Say how many lines of the material below contain the word "решение", with no other words.
** begin **
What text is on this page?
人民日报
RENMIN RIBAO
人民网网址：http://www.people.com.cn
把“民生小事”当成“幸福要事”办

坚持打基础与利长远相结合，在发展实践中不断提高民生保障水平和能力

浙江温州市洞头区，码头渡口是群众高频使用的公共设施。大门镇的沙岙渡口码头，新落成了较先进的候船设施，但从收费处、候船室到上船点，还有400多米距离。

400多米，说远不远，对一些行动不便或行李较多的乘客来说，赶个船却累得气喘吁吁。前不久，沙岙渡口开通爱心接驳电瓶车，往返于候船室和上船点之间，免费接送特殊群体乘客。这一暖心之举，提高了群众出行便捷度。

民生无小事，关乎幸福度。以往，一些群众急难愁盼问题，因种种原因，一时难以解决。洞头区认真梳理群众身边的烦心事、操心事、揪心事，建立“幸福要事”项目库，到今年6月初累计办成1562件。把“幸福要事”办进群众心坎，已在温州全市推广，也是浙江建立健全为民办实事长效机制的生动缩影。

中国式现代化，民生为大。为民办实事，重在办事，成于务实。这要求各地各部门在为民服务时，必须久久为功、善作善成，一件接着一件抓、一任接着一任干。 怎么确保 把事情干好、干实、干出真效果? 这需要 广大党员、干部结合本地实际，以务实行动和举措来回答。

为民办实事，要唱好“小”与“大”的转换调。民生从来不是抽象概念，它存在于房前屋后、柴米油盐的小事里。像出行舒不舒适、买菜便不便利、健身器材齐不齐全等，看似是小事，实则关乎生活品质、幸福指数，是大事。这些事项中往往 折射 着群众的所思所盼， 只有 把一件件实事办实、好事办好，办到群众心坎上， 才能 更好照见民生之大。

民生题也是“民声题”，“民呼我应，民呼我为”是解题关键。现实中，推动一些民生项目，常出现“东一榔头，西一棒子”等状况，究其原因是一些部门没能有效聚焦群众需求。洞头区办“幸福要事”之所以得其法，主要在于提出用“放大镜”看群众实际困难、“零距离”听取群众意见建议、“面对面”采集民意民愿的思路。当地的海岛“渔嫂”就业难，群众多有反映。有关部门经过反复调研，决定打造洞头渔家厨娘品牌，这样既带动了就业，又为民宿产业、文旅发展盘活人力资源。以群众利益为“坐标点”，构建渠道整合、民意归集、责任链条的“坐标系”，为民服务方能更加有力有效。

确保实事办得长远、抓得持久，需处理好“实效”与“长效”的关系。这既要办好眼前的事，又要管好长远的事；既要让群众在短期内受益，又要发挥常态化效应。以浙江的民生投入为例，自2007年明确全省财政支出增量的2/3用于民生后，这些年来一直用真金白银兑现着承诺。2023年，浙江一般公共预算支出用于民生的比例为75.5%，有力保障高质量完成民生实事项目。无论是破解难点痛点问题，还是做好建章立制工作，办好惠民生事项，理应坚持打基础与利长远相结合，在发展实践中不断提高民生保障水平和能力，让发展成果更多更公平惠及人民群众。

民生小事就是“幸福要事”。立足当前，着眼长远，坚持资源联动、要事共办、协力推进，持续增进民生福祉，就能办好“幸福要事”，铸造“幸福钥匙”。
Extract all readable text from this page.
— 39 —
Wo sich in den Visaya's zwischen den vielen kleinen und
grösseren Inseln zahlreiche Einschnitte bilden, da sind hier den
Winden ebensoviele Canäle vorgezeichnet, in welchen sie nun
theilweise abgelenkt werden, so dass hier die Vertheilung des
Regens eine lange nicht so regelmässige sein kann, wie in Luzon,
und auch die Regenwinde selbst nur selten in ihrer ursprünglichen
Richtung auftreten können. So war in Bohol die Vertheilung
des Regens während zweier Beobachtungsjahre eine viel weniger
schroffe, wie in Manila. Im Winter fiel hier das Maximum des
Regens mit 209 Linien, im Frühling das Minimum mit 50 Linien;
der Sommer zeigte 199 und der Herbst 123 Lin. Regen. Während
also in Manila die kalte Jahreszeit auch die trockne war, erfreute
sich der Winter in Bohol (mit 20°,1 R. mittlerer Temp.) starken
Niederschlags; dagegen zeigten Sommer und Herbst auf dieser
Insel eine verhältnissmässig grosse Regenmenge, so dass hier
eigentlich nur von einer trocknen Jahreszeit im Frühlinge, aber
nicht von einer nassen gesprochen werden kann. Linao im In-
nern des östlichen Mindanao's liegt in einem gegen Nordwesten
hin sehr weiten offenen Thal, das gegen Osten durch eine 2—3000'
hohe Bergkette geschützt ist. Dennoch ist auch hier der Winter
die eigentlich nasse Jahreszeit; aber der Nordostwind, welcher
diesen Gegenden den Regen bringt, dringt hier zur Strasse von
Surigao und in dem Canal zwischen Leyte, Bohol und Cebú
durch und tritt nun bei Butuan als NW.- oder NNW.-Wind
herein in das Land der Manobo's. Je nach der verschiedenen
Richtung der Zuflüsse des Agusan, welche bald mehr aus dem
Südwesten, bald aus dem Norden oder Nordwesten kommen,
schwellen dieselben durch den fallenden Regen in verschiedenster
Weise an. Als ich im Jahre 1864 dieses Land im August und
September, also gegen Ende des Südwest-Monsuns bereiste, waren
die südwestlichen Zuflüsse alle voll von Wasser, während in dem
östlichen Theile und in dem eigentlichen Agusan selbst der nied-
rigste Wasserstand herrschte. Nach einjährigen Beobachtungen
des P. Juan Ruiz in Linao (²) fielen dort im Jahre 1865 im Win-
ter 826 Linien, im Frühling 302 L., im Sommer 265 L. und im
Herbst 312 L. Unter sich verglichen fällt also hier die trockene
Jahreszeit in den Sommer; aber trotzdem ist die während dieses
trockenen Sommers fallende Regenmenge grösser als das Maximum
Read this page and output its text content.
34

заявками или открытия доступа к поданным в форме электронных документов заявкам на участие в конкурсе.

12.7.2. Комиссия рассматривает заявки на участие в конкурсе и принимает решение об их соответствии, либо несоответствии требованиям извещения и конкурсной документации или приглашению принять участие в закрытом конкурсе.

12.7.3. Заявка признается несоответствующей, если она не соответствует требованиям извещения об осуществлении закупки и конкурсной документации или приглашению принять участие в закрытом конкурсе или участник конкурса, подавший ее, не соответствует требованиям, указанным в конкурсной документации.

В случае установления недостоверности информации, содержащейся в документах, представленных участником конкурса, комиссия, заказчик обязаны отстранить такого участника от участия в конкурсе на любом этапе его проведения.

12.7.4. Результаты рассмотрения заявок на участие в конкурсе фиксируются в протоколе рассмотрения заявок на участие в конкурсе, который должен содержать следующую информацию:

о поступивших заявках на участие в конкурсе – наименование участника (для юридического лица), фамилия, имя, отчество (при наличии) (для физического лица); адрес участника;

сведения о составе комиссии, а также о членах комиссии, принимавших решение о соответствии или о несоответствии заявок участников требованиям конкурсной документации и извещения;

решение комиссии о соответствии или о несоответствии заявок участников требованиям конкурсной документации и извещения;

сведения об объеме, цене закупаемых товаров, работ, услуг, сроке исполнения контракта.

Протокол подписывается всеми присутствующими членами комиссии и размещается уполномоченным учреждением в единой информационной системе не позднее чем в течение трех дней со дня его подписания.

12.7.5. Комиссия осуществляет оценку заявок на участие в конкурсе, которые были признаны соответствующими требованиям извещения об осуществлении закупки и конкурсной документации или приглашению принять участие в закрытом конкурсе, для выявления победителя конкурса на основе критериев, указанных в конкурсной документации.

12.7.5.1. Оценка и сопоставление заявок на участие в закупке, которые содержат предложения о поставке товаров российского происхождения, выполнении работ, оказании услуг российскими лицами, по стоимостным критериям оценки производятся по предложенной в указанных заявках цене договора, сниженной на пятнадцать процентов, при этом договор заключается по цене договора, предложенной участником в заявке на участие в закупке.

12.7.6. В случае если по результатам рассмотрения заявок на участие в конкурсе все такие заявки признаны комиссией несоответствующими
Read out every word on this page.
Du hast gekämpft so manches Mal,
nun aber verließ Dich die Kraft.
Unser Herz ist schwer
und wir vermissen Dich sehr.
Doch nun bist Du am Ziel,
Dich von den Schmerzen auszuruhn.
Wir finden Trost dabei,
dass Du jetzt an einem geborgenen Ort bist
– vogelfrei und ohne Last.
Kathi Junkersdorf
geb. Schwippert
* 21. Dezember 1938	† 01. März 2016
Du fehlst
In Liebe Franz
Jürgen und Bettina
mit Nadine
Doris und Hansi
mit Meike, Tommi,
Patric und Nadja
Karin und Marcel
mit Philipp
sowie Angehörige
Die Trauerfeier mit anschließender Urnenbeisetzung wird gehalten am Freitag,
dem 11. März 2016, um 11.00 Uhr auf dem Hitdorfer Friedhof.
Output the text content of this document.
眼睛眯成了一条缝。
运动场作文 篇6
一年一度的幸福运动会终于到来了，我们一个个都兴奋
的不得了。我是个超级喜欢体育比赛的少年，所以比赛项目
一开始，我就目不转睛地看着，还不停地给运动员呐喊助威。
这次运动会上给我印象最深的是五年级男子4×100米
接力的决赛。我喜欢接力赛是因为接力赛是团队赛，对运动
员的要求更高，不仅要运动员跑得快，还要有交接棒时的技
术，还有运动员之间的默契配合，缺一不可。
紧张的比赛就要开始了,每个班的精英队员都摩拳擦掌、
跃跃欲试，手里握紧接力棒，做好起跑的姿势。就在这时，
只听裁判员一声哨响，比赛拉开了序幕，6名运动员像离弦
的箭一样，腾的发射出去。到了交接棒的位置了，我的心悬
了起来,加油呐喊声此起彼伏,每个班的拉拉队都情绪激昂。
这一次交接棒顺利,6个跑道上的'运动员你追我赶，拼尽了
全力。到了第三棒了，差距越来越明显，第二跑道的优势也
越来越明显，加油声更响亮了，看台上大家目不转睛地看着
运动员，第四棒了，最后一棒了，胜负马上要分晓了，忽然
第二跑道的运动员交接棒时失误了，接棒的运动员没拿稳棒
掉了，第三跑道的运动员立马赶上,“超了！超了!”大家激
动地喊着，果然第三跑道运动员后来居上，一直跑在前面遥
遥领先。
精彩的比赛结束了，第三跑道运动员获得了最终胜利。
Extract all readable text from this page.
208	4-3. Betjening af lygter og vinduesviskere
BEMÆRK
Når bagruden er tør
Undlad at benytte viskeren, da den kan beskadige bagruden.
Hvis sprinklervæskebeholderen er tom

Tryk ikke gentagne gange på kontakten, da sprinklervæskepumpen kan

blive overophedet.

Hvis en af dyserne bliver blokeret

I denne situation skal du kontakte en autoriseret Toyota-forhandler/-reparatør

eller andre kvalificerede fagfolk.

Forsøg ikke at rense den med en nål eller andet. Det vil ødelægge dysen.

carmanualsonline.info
** end **
** TASK ANSWER **
3